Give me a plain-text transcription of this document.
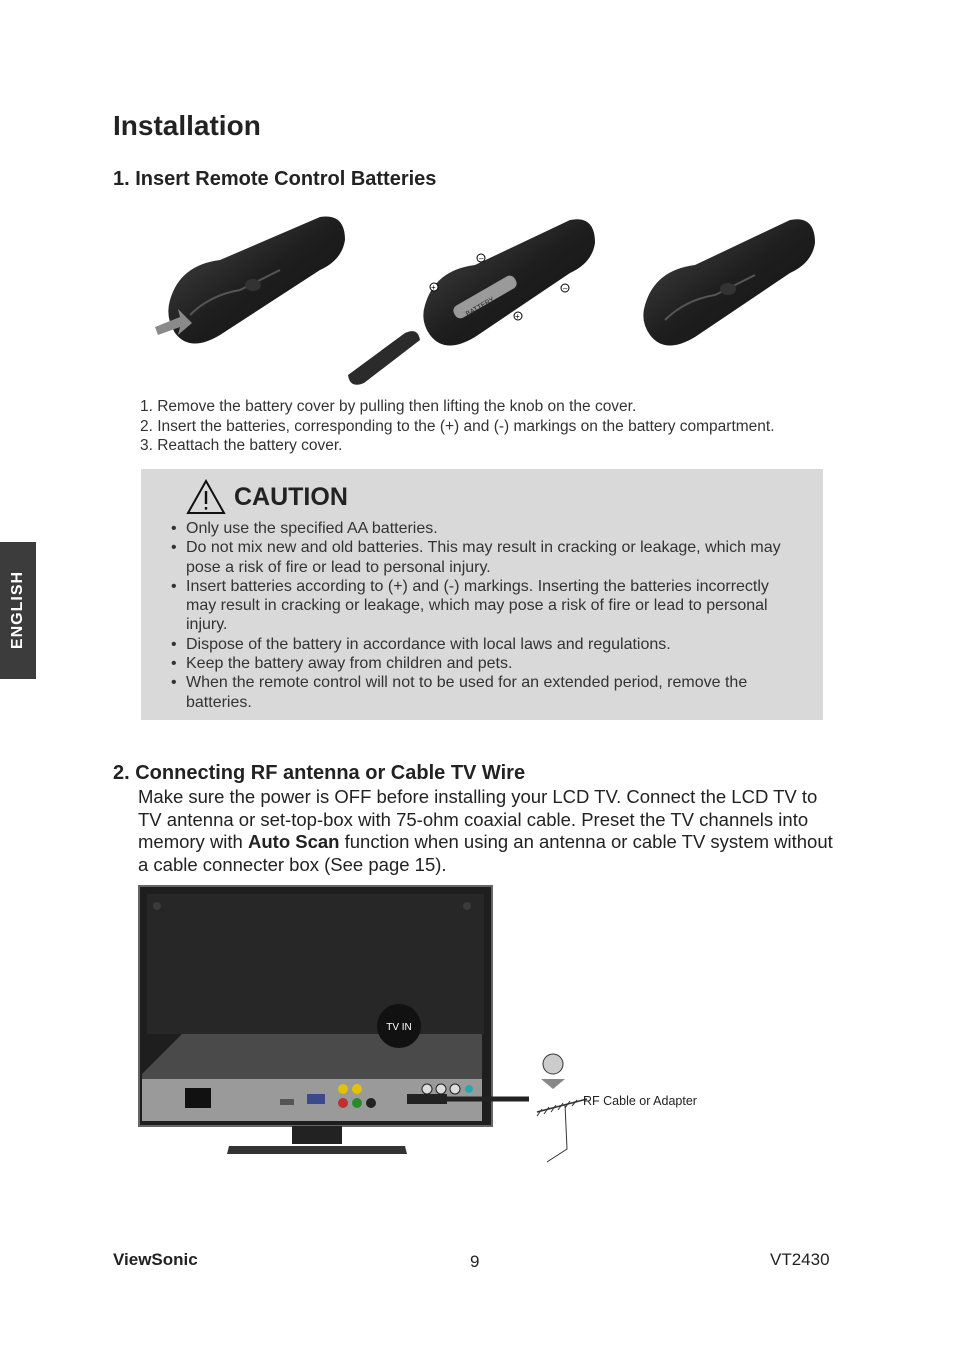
Installation
1. Insert Remote Control Batteries
BATTERY
+
–
–
+
1. Remove the battery cover by pulling then lifting the knob on the cover.
2. Insert the batteries, corresponding to the (+) and (-) markings on the battery compartment.
3. Reattach the battery cover.
CAUTION
• Only use the specified AA batteries.
• Do not mix new and old batteries. This may result in cracking or leakage, which may pose a risk of fire or lead to personal injury.
• Insert batteries according to (+) and (-) markings. Inserting the batteries incorrectly may result in cracking or leakage, which may pose a risk of fire or lead to personal injury.
• Dispose of the battery in accordance with local laws and regulations.
• Keep the battery away from children and pets.
• When the remote control will not to be used for an extended period, remove the batteries.
2. Connecting RF antenna or Cable TV Wire

Make sure the power is OFF before installing your LCD TV. Connect the LCD TV to TV antenna or set-top-box with 75-ohm coaxial cable. Preset the TV channels into memory with Auto Scan function when using an antenna or cable TV system without a cable connecter box (See page 15).

TV IN
RF Cable or Adapter
ENGLISH
ViewSonic	9	VT2430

- - - - - - -

Copy out all lines from the material above that contain the string "leakage".

RESPONSE TO THE TASK:
• Do not mix new and old batteries. This may result in cracking or leakage, which may pose a risk of fire or lead to personal injury.
• Insert batteries according to (+) and (-) markings. Inserting the batteries incorrectly may result in cracking or leakage, which may pose a risk of fire or lead to personal injury.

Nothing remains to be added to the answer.